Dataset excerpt
━━━━━━━━━━
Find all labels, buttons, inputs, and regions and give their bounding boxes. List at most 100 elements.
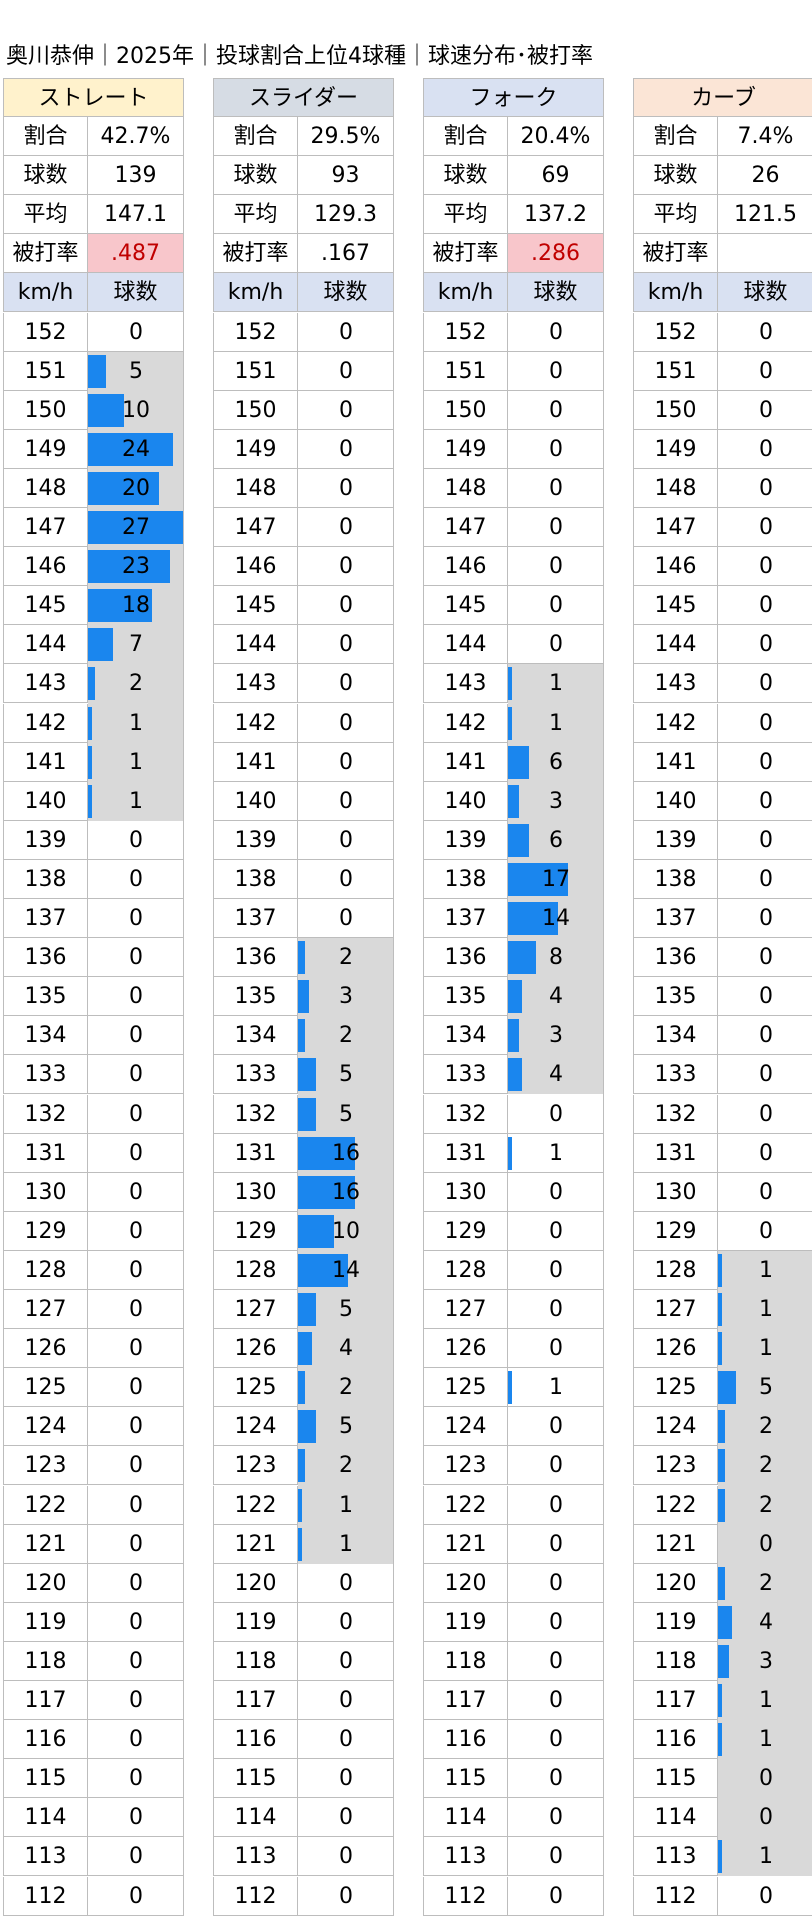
count-value: 3 [339, 984, 353, 1010]
panel-right-border [183, 78, 184, 1916]
speed-label: 112 [423, 1876, 508, 1916]
count-value: 0 [549, 1570, 563, 1596]
count-bar [718, 1684, 722, 1718]
batting-average-label: 被打率 [423, 234, 508, 274]
ratio-value: 42.7% [88, 117, 184, 156]
speed-label: 141 [3, 742, 88, 782]
count-value: 2 [759, 1414, 773, 1440]
count-value: 1 [549, 1375, 563, 1401]
speed-label: 130 [3, 1172, 88, 1212]
speed-label: 143 [633, 664, 718, 704]
batting-average-value [718, 234, 812, 274]
count-value: 0 [549, 554, 563, 580]
speed-label: 151 [3, 351, 88, 391]
count-value: 0 [129, 827, 143, 853]
count-cell [718, 1095, 812, 1134]
count-value: 0 [549, 1648, 563, 1674]
speed-label: 129 [213, 1211, 298, 1251]
count-value: 0 [549, 1805, 563, 1831]
speed-label: 137 [633, 899, 718, 938]
count-bar [718, 1410, 726, 1444]
count-bar [298, 1097, 316, 1131]
speed-label: 115 [3, 1759, 88, 1799]
speed-label: 120 [633, 1563, 718, 1603]
count-value: 0 [549, 1727, 563, 1753]
page-title: 奥川恭伸｜2025年｜投球割合上位4球種｜球速分布･被打率 [6, 44, 593, 69]
count-value: 1 [759, 1844, 773, 1870]
count-value: 0 [339, 1883, 353, 1909]
speed-label: 137 [3, 899, 88, 938]
speed-label: 133 [633, 1055, 718, 1095]
count-value: 0 [759, 1062, 773, 1088]
speed-label: 130 [213, 1172, 298, 1212]
count-value: 3 [549, 788, 563, 814]
speed-label: 116 [3, 1720, 88, 1760]
count-value: 2 [759, 1453, 773, 1479]
range-background [298, 938, 394, 1564]
count-bar [298, 1214, 334, 1248]
count-value: 0 [549, 358, 563, 384]
count-value: 0 [129, 1531, 143, 1557]
count-cell [718, 586, 812, 626]
count-bar [298, 980, 309, 1014]
count-value: 0 [759, 866, 773, 892]
speed-label: 127 [213, 1290, 298, 1329]
speed-label: 118 [423, 1641, 508, 1681]
count-value: 0 [759, 358, 773, 384]
speed-label: 113 [3, 1837, 88, 1877]
speed-label: 123 [213, 1446, 298, 1486]
ratio-value: 20.4% [508, 117, 604, 156]
count-value: 0 [339, 515, 353, 540]
count-bar [88, 471, 160, 505]
count-value: 2 [759, 1570, 773, 1596]
count-bar [298, 1136, 355, 1170]
average-label: 平均 [633, 195, 718, 235]
speed-label: 149 [633, 429, 718, 469]
count-value: 14 [542, 906, 570, 931]
count-value: 1 [759, 1727, 773, 1753]
speed-label: 145 [633, 586, 718, 626]
count-value: 0 [549, 1218, 563, 1244]
count-value: 2 [339, 1375, 353, 1401]
speed-label: 119 [633, 1602, 718, 1642]
speed-label: 112 [633, 1876, 718, 1916]
count-value: 0 [759, 632, 773, 658]
speed-label: 148 [3, 468, 88, 508]
count-bar [508, 784, 519, 818]
count-bar [508, 1058, 523, 1092]
speed-label: 150 [213, 390, 298, 430]
speed-label: 146 [213, 547, 298, 587]
speed-label: 137 [423, 899, 508, 938]
speed-label: 123 [3, 1446, 88, 1486]
speed-label: 151 [633, 351, 718, 391]
count-bar [88, 589, 152, 623]
speed-label: 134 [633, 1016, 718, 1056]
count-bar [718, 1723, 722, 1757]
count-value: 16 [332, 1140, 360, 1166]
speed-label: 132 [633, 1094, 718, 1134]
count-value: 0 [549, 1609, 563, 1635]
average-label: 平均 [213, 195, 298, 235]
count-value: 4 [339, 1336, 353, 1362]
count-value: 0 [549, 1179, 563, 1205]
count-bar [508, 1019, 519, 1053]
count-value: 0 [129, 1414, 143, 1440]
count-value: 10 [332, 1218, 360, 1244]
count-cell [718, 743, 812, 782]
speed-label: 139 [3, 820, 88, 860]
speed-label: 116 [213, 1720, 298, 1760]
batting-average-value: .167 [298, 234, 394, 274]
count-cell [718, 1173, 812, 1212]
count-value: 0 [339, 475, 353, 501]
count-value: 0 [759, 436, 773, 462]
average-value: 137.2 [508, 195, 604, 235]
speed-column-header: km/h [423, 273, 508, 313]
speed-label: 136 [213, 938, 298, 978]
count-value: 0 [759, 593, 773, 619]
count-value: 0 [549, 515, 563, 540]
count-value: 0 [549, 593, 563, 619]
count-cell [718, 547, 812, 587]
count-value: 0 [129, 866, 143, 892]
count-value: 0 [759, 1023, 773, 1049]
count-value: 0 [339, 1688, 353, 1713]
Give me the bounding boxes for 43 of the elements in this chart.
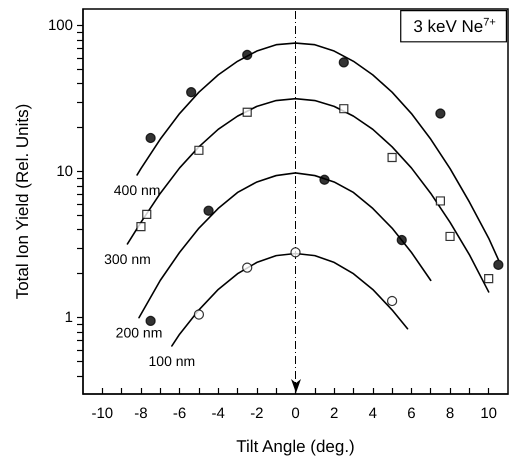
━━━━━━━━━━
Write out every line of the data above as a numbered list, skipping blank lines and leaving out the pictures.

◆ Task result:
1. Find all labels, buttons, inputs, and regions and give their bounding boxes. List at most 100 elements.
2. count-value: 3 [339, 984, 353, 1010]
3. panel-right-border [183, 78, 184, 1916]
4. speed-label: 112 [423, 1876, 508, 1916]
5. count-value: 0 [549, 1570, 563, 1596]
6. count-bar [718, 1684, 722, 1718]
7. batting-average-label: 被打率 [423, 234, 508, 274]
8. ratio-value: 42.7% [88, 117, 184, 156]
9. speed-label: 141 [3, 742, 88, 782]
10. count-value: 2 [759, 1414, 773, 1440]
11. count-value: 1 [549, 1375, 563, 1401]
12. speed-label: 130 [3, 1172, 88, 1212]
13. speed-label: 143 [633, 664, 718, 704]
14. batting-average-value [718, 234, 812, 274]
15. count-value: 0 [549, 554, 563, 580]
16. speed-label: 151 [3, 351, 88, 391]
17. count-value: 0 [129, 827, 143, 853]
18. count-cell [718, 1095, 812, 1134]
19. count-value: 0 [549, 1648, 563, 1674]
20. speed-label: 129 [213, 1211, 298, 1251]
21. count-value: 0 [549, 1805, 563, 1831]
22. speed-label: 137 [633, 899, 718, 938]
23. count-bar [718, 1410, 726, 1444]
24. count-bar [298, 1097, 316, 1131]
25. speed-label: 115 [3, 1759, 88, 1799]
26. speed-label: 120 [633, 1563, 718, 1603]
27. count-value: 0 [549, 1727, 563, 1753]
28. page-title: 奥川恭伸｜2025年｜投球割合上位4球種｜球速分布･被打率 [6, 44, 593, 69]
29. count-value: 1 [759, 1844, 773, 1870]
30. count-value: 0 [339, 1883, 353, 1909]
31. speed-label: 137 [3, 899, 88, 938]
32. speed-label: 133 [633, 1055, 718, 1095]
33. count-value: 0 [759, 1062, 773, 1088]
34. speed-label: 130 [213, 1172, 298, 1212]
35. count-value: 3 [549, 788, 563, 814]
36. speed-label: 116 [3, 1720, 88, 1760]
37. count-value: 2 [759, 1453, 773, 1479]
38. range-background [298, 938, 394, 1564]
39. count-bar [298, 1214, 334, 1248]
40. count-value: 0 [549, 358, 563, 384]
41. count-value: 0 [129, 1531, 143, 1557]
42. count-cell [718, 586, 812, 626]
43. count-bar [298, 980, 309, 1014]
44. count-value: 0 [759, 866, 773, 892]
45. speed-label: 127 [213, 1290, 298, 1329]
46. speed-label: 118 [423, 1641, 508, 1681]
47. count-value: 0 [759, 358, 773, 384]
48. speed-label: 113 [3, 1837, 88, 1877]
49. speed-label: 123 [213, 1446, 298, 1486]
50. ratio-value: 20.4% [508, 117, 604, 156]
51. count-value: 0 [339, 515, 353, 540]
52. count-bar [88, 471, 160, 505]
53. count-value: 2 [759, 1570, 773, 1596]
54. count-bar [298, 1136, 355, 1170]
55. average-label: 平均 [633, 195, 718, 235]
56. speed-label: 149 [633, 429, 718, 469]
57. count-value: 14 [542, 906, 570, 931]
58. count-value: 1 [759, 1727, 773, 1753]
59. speed-label: 145 [633, 586, 718, 626]
60. count-value: 0 [549, 1218, 563, 1244]
61. count-value: 2 [339, 1375, 353, 1401]
62. speed-label: 119 [633, 1602, 718, 1642]
63. speed-label: 112 [633, 1876, 718, 1916]
64. count-value: 0 [759, 632, 773, 658]
65. speed-label: 148 [3, 468, 88, 508]
66. count-bar [508, 784, 519, 818]
67. count-bar [508, 1058, 523, 1092]
68. speed-label: 150 [213, 390, 298, 430]
69. speed-label: 146 [213, 547, 298, 587]
70. speed-label: 137 [423, 899, 508, 938]
71. speed-label: 123 [3, 1446, 88, 1486]
72. speed-label: 151 [633, 351, 718, 391]
73. count-bar [88, 589, 152, 623]
74. speed-label: 134 [633, 1016, 718, 1056]
75. count-bar [718, 1723, 722, 1757]
76. count-value: 16 [332, 1140, 360, 1166]
77. speed-label: 132 [633, 1094, 718, 1134]
78. count-value: 0 [549, 1609, 563, 1635]
79. average-label: 平均 [213, 195, 298, 235]
80. count-value: 4 [339, 1336, 353, 1362]
81. count-value: 0 [549, 1179, 563, 1205]
82. count-bar [508, 1019, 519, 1053]
83. count-value: 0 [129, 1414, 143, 1440]
84. count-value: 10 [332, 1218, 360, 1244]
85. count-cell [718, 743, 812, 782]
86. speed-label: 139 [3, 820, 88, 860]
87. speed-label: 116 [213, 1720, 298, 1760]
88. batting-average-value: .167 [298, 234, 394, 274]
89. count-cell [718, 1173, 812, 1212]
90. count-value: 0 [339, 475, 353, 501]
91. count-value: 0 [759, 436, 773, 462]
92. average-value: 137.2 [508, 195, 604, 235]
93. speed-column-header: km/h [423, 273, 508, 313]
94. speed-label: 136 [213, 938, 298, 978]
95. count-value: 0 [759, 593, 773, 619]
96. count-value: 0 [549, 515, 563, 540]
97. count-value: 0 [549, 593, 563, 619]
98. count-cell [718, 547, 812, 587]
99. count-value: 0 [129, 866, 143, 892]
100. count-value: 0 [759, 1023, 773, 1049]
101. count-value: 0 [339, 1688, 353, 1713]
102. Give me the bounding boxes for 43 of the elements in this chart.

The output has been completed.